Saved data entries:
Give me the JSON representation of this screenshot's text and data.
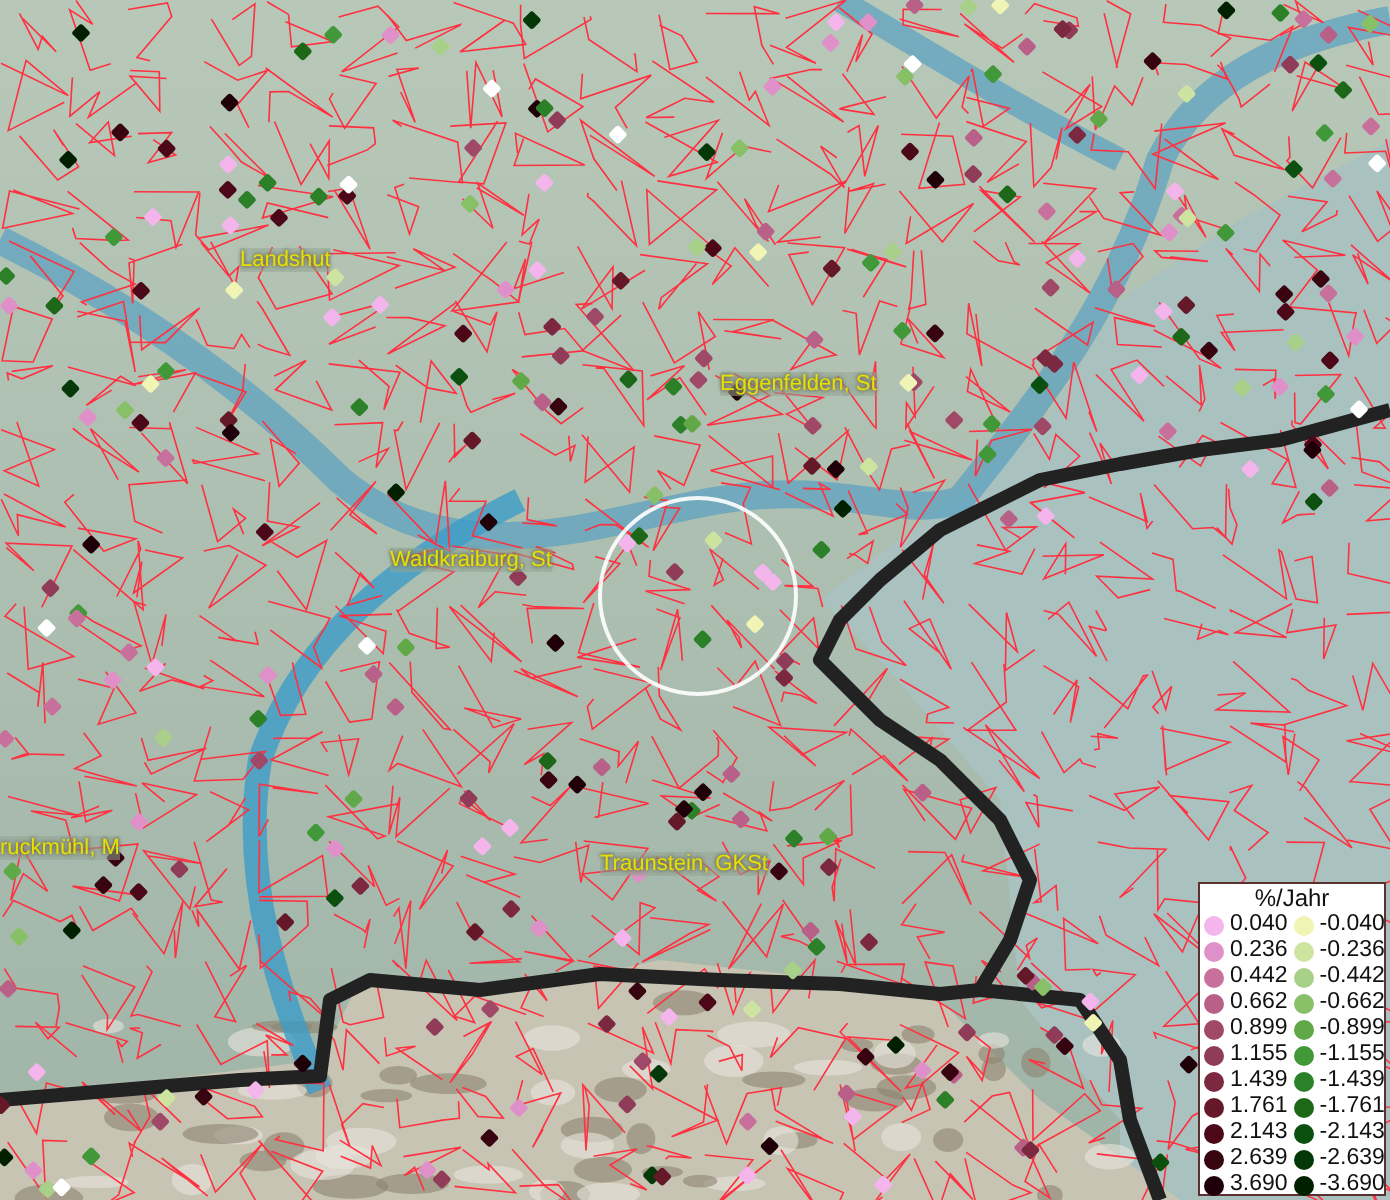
{
  "map": {
    "place_labels": [
      "Landshut",
      "Eggenfelden, St",
      "Waldkraiburg, St",
      "ruckmühl, M",
      "Traunstein, GKSt"
    ]
  },
  "legend": {
    "title": "%/Jahr",
    "rows": [
      {
        "positive": {
          "value": "0.040",
          "color": "#f4b4ec"
        },
        "negative": {
          "value": "-0.040",
          "color": "#f0f4b4"
        }
      },
      {
        "positive": {
          "value": "0.236",
          "color": "#e090c8"
        },
        "negative": {
          "value": "-0.236",
          "color": "#cce4a0"
        }
      },
      {
        "positive": {
          "value": "0.442",
          "color": "#c8709c"
        },
        "negative": {
          "value": "-0.442",
          "color": "#a8d088"
        }
      },
      {
        "positive": {
          "value": "0.662",
          "color": "#b86088"
        },
        "negative": {
          "value": "-0.662",
          "color": "#88c068"
        }
      },
      {
        "positive": {
          "value": "0.899",
          "color": "#a04868"
        },
        "negative": {
          "value": "-0.899",
          "color": "#60a848"
        }
      },
      {
        "positive": {
          "value": "1.155",
          "color": "#903c58"
        },
        "negative": {
          "value": "-1.155",
          "color": "#409838"
        }
      },
      {
        "positive": {
          "value": "1.439",
          "color": "#7c2840"
        },
        "negative": {
          "value": "-1.439",
          "color": "#2c8028"
        }
      },
      {
        "positive": {
          "value": "1.761",
          "color": "#641828"
        },
        "negative": {
          "value": "-1.761",
          "color": "#1c6818"
        }
      },
      {
        "positive": {
          "value": "2.143",
          "color": "#4c0818"
        },
        "negative": {
          "value": "-2.143",
          "color": "#0c5010"
        }
      },
      {
        "positive": {
          "value": "2.639",
          "color": "#380410"
        },
        "negative": {
          "value": "-2.639",
          "color": "#043808"
        }
      },
      {
        "positive": {
          "value": "3.690",
          "color": "#200008"
        },
        "negative": {
          "value": "-3.690",
          "color": "#002000"
        }
      }
    ]
  }
}
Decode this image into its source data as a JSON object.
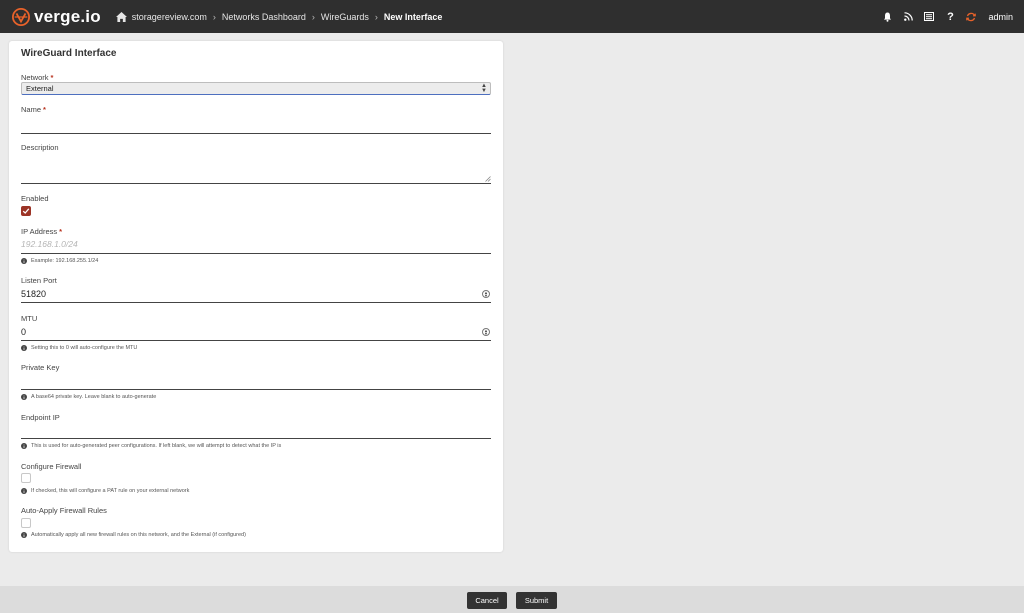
{
  "brand": {
    "name": "verge.io",
    "accent": "#e8622a"
  },
  "breadcrumbs": [
    "storagereview.com",
    "Networks Dashboard",
    "WireGuards",
    "New Interface"
  ],
  "header_icons": [
    "bell-icon",
    "rss-icon",
    "list-icon",
    "help-icon",
    "refresh-icon"
  ],
  "user": "admin",
  "form": {
    "title": "WireGuard Interface",
    "network": {
      "label": "Network",
      "value": "External"
    },
    "name": {
      "label": "Name",
      "value": ""
    },
    "description": {
      "label": "Description",
      "value": ""
    },
    "enabled": {
      "label": "Enabled",
      "checked": true
    },
    "ip_address": {
      "label": "IP Address",
      "placeholder": "192.168.1.0/24",
      "hint": "Example: 192.168.255.1/24"
    },
    "listen_port": {
      "label": "Listen Port",
      "value": "51820"
    },
    "mtu": {
      "label": "MTU",
      "value": "0",
      "hint": "Setting this to 0 will auto-configure the MTU"
    },
    "private_key": {
      "label": "Private Key",
      "value": "",
      "hint": "A base64 private key. Leave blank to auto-generate"
    },
    "endpoint_ip": {
      "label": "Endpoint IP",
      "value": "",
      "hint": "This is used for auto-generated peer configurations. If left blank, we will attempt to detect what the IP is"
    },
    "configure_firewall": {
      "label": "Configure Firewall",
      "checked": false,
      "hint": "If checked, this will configure a PAT rule on your external network"
    },
    "auto_apply": {
      "label": "Auto-Apply Firewall Rules",
      "checked": false,
      "hint": "Automatically apply all new firewall rules on this network, and the External (if configured)"
    }
  },
  "actions": {
    "cancel": "Cancel",
    "submit": "Submit"
  }
}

Challenge:
Using the data above, copy each line that contains "hint".

Written response:
      "hint": "Example: 192.168.255.1/24"
      "hint": "Setting this to 0 will auto-configure the MTU"
      "hint": "A base64 private key. Leave blank to auto-generate"
      "hint": "This is used for auto-generated peer configurations. If left blank, we will attempt to detect what the IP is"
      "hint": "If checked, this will configure a PAT rule on your external network"
      "hint": "Automatically apply all new firewall rules on this network, and the External (if configured)"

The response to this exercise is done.